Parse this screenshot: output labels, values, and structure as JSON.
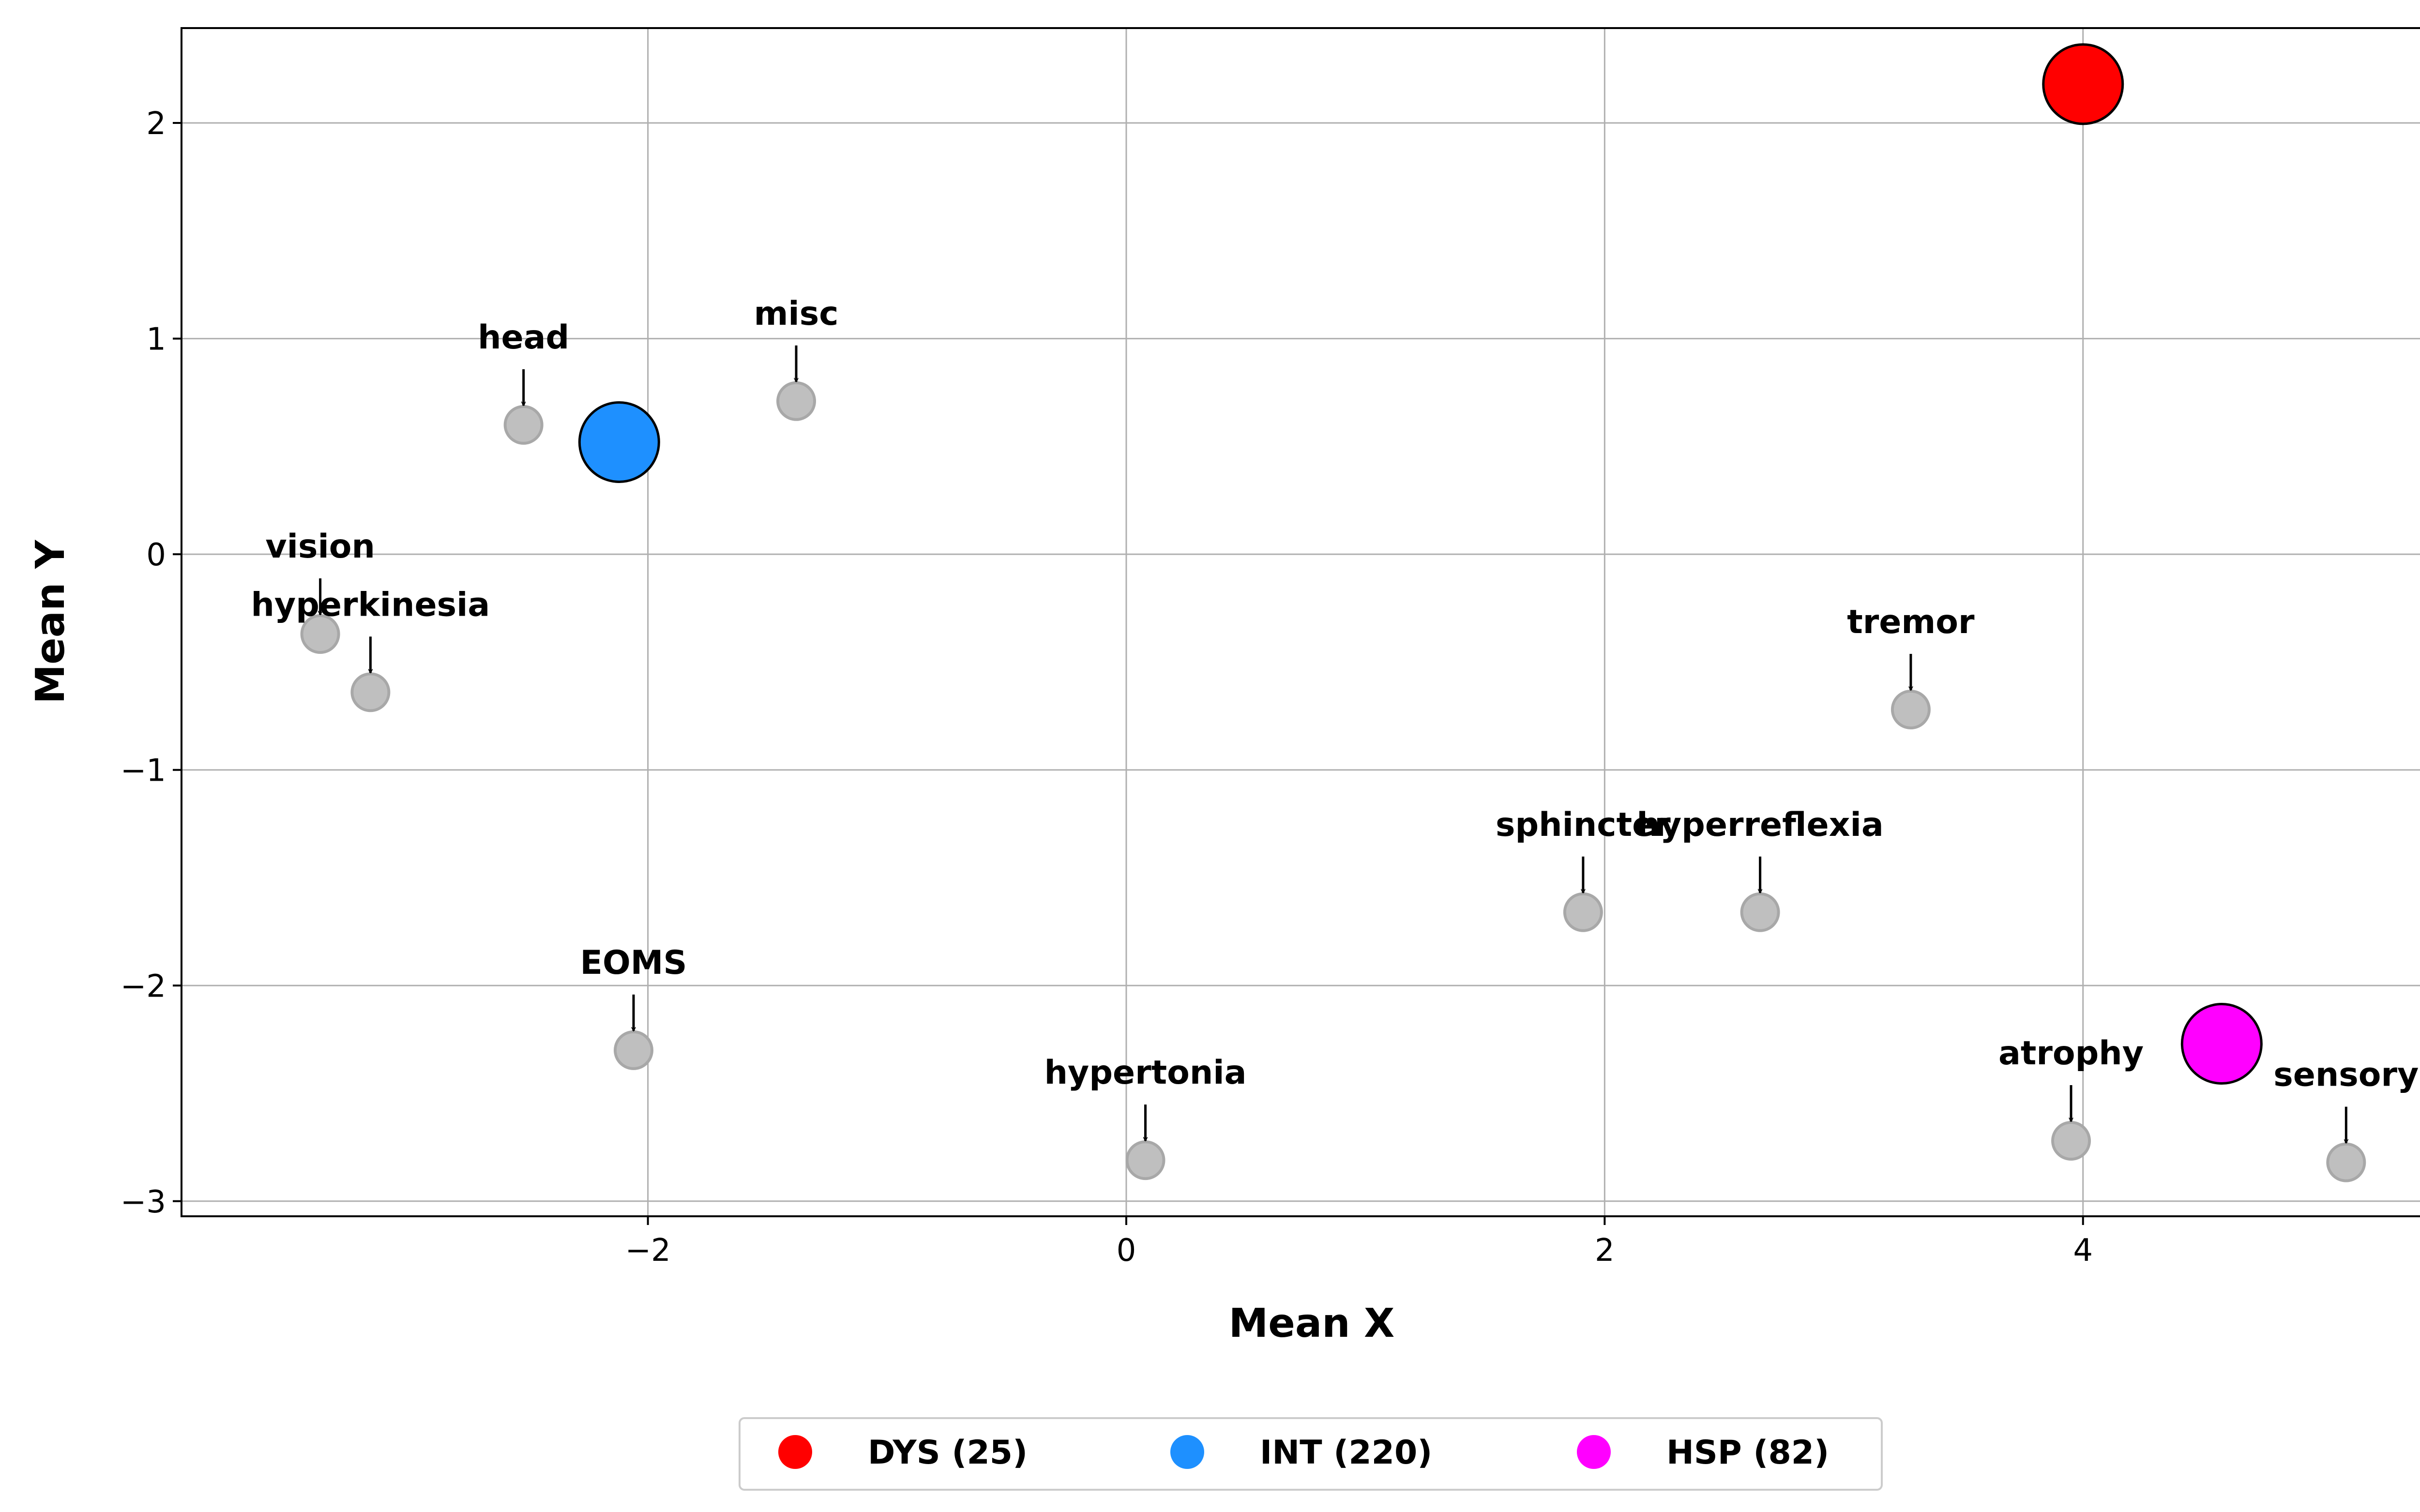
{
  "chart_data": {
    "type": "scatter",
    "xlabel": "Mean X",
    "ylabel": "Mean Y",
    "xlim": [
      -3.95,
      5.5
    ],
    "ylim": [
      -3.07,
      2.44
    ],
    "xticks": [
      -2,
      0,
      2,
      4
    ],
    "yticks": [
      -3,
      -2,
      -1,
      0,
      1,
      2
    ],
    "xtick_labels": [
      "−2",
      "0",
      "2",
      "4"
    ],
    "ytick_labels": [
      "−3",
      "−2",
      "−1",
      "0",
      "1",
      "2"
    ],
    "grid": true,
    "legend_position": "bottom-center",
    "features": [
      {
        "label": "vision",
        "x": -3.37,
        "y": -0.37
      },
      {
        "label": "hyperkinesia",
        "x": -3.16,
        "y": -0.64
      },
      {
        "label": "head",
        "x": -2.52,
        "y": 0.6
      },
      {
        "label": "misc",
        "x": -1.38,
        "y": 0.71
      },
      {
        "label": "EOMS",
        "x": -2.06,
        "y": -2.3
      },
      {
        "label": "hypertonia",
        "x": 0.08,
        "y": -2.81
      },
      {
        "label": "sphincter",
        "x": 1.91,
        "y": -1.66
      },
      {
        "label": "hyperreflexia",
        "x": 2.65,
        "y": -1.66
      },
      {
        "label": "tremor",
        "x": 3.28,
        "y": -0.72
      },
      {
        "label": "atrophy",
        "x": 3.95,
        "y": -2.72
      },
      {
        "label": "sensory",
        "x": 5.1,
        "y": -2.82
      }
    ],
    "series": [
      {
        "name": "DYS (25)",
        "x": 4.0,
        "y": 2.18,
        "color": "#ff0000"
      },
      {
        "name": "INT (220)",
        "x": -2.12,
        "y": 0.52,
        "color": "#1e90ff"
      },
      {
        "name": "HSP (82)",
        "x": 4.58,
        "y": -2.27,
        "color": "#ff00ff"
      }
    ],
    "feature_color": "#bfbfbf",
    "grid_color": "#b0b0b0"
  }
}
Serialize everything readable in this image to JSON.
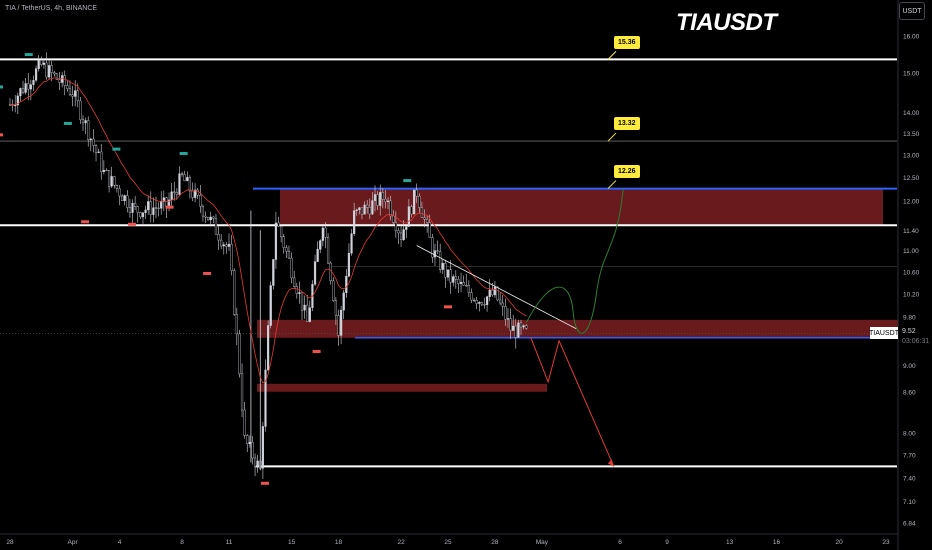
{
  "header": {
    "symbol_line": "TIA / TetherUS, 4h, BINANCE",
    "title": "TIAUSDT",
    "currency": "USDT"
  },
  "price_scale": {
    "ticks": [
      "16.00",
      "15.00",
      "14.00",
      "13.50",
      "13.00",
      "12.50",
      "12.00",
      "11.40",
      "11.00",
      "10.60",
      "10.20",
      "9.80",
      "9.00",
      "8.60",
      "8.00",
      "7.70",
      "7.40",
      "7.10",
      "6.84"
    ]
  },
  "time_scale": {
    "ticks": [
      "28",
      "Apr",
      "4",
      "8",
      "11",
      "15",
      "18",
      "22",
      "25",
      "28",
      "May",
      "6",
      "9",
      "13",
      "16",
      "20",
      "23"
    ]
  },
  "last_price": {
    "symbol": "TIAUSDT",
    "value": "9.52",
    "countdown": "03:06:31"
  },
  "chart_data": {
    "type": "line",
    "title": "TIAUSDT",
    "xlabel": "",
    "ylabel": "",
    "x_range": [
      "Mar 28",
      "May 23"
    ],
    "ylim": [
      6.84,
      16.5
    ],
    "y_scale": "log",
    "grid": false,
    "series": [
      {
        "x": [
          "Mar 28",
          "Mar 30",
          "Apr 1",
          "Apr 3",
          "Apr 5",
          "Apr 7",
          "Apr 8",
          "Apr 10",
          "Apr 11",
          "Apr 12",
          "Apr 13",
          "Apr 14",
          "Apr 16",
          "Apr 17",
          "Apr 18",
          "Apr 19",
          "Apr 21",
          "Apr 22",
          "Apr 23",
          "Apr 24",
          "Apr 25",
          "Apr 26",
          "Apr 27",
          "Apr 28",
          "Apr 29",
          "Apr 30"
        ],
        "values": [
          14.2,
          15.2,
          14.5,
          12.6,
          11.8,
          11.9,
          12.5,
          11.5,
          11.0,
          7.9,
          7.5,
          11.6,
          9.7,
          11.6,
          9.5,
          11.7,
          12.1,
          11.3,
          12.2,
          11.0,
          10.5,
          10.3,
          10.1,
          10.2,
          9.6,
          9.52
        ]
      }
    ],
    "levels": [
      15.36,
      13.32,
      12.26,
      11.5,
      9.45,
      7.55
    ],
    "level_labels": [
      "15.36",
      "13.32",
      "12.26"
    ],
    "zones": [
      {
        "from": 11.5,
        "to": 12.26,
        "color": "#7a1f22"
      },
      {
        "from": 9.45,
        "to": 9.75,
        "color": "#7a1f22"
      },
      {
        "from": 8.6,
        "to": 8.72,
        "color": "#7a1f22"
      }
    ],
    "bullish_path": [
      9.7,
      10.5,
      9.9,
      12.26
    ],
    "bearish_path": [
      9.45,
      8.75,
      9.4,
      7.55
    ],
    "colors": {
      "up": "#d1d4dc",
      "down": "#d1d4dc",
      "ma": "#e53935",
      "support": "#ffffff",
      "blue_level": "#2962ff",
      "zone": "#7a1f22",
      "bull_path": "#2e7d32",
      "bear_path": "#e53935",
      "callout": "#ffeb3b",
      "pivot_high": "#26a69a",
      "pivot_low": "#ef5350"
    }
  }
}
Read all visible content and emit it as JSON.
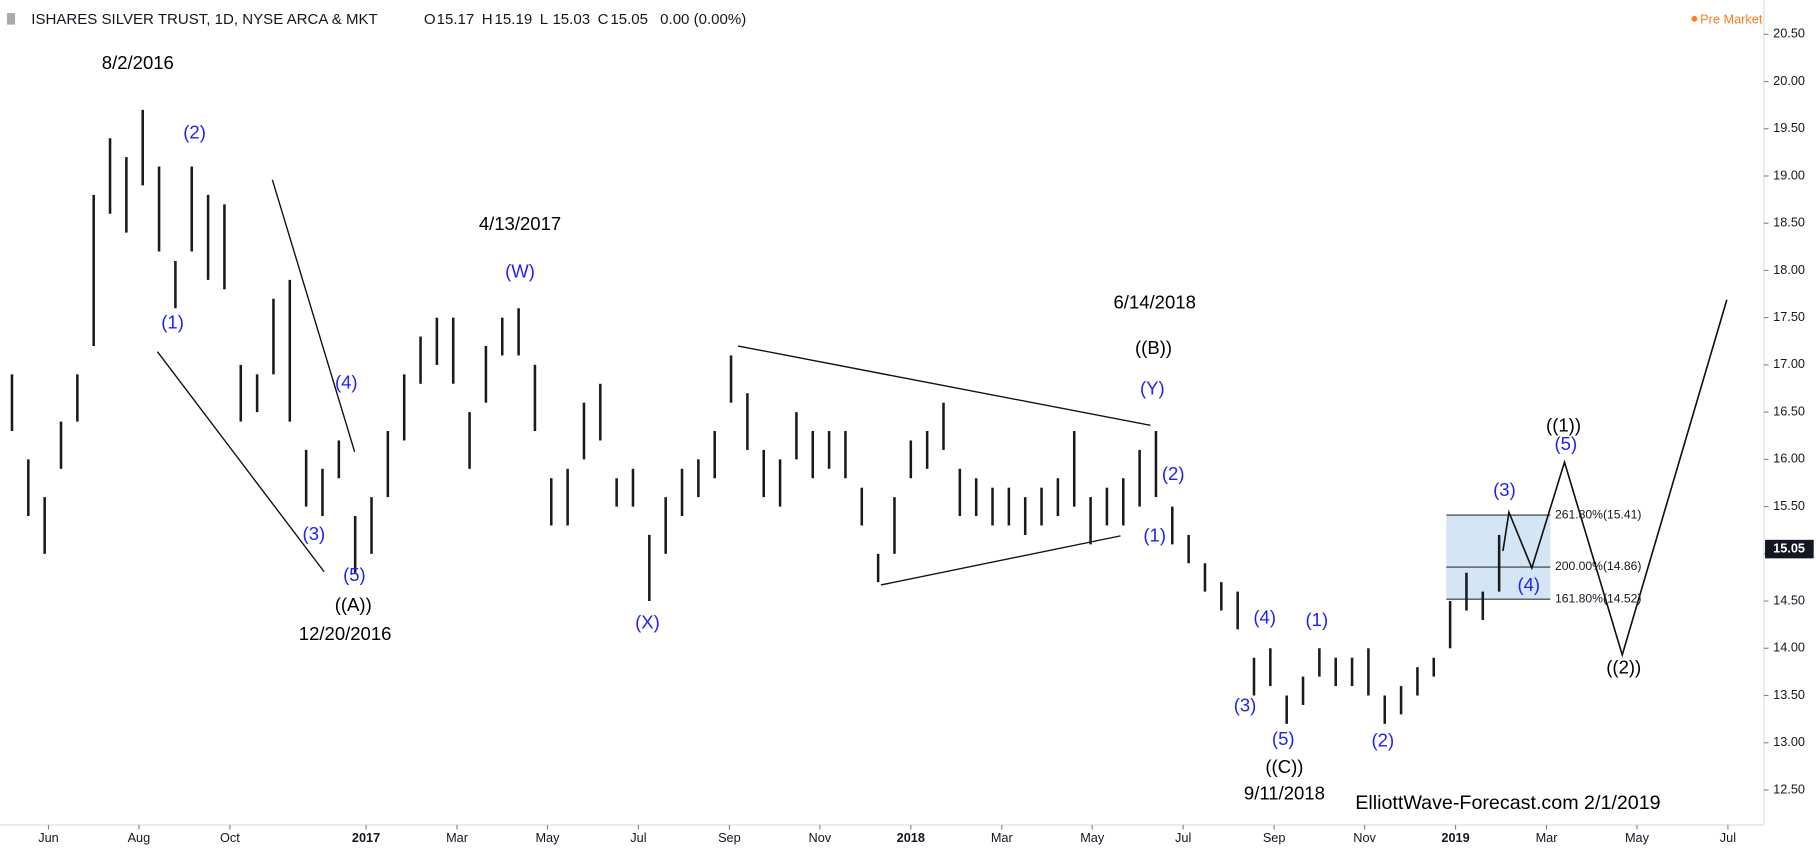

# [WHAT YOU WILL DO]
Scan the listing above for the word "JSON" and show each line where it is found.

# [COMPLETE RESPONSE]
Parse this screenshot: output labels, values, and structure as JSON.
Serialize everything readable in this image to JSON.
Read all visible content and emit it as JSON.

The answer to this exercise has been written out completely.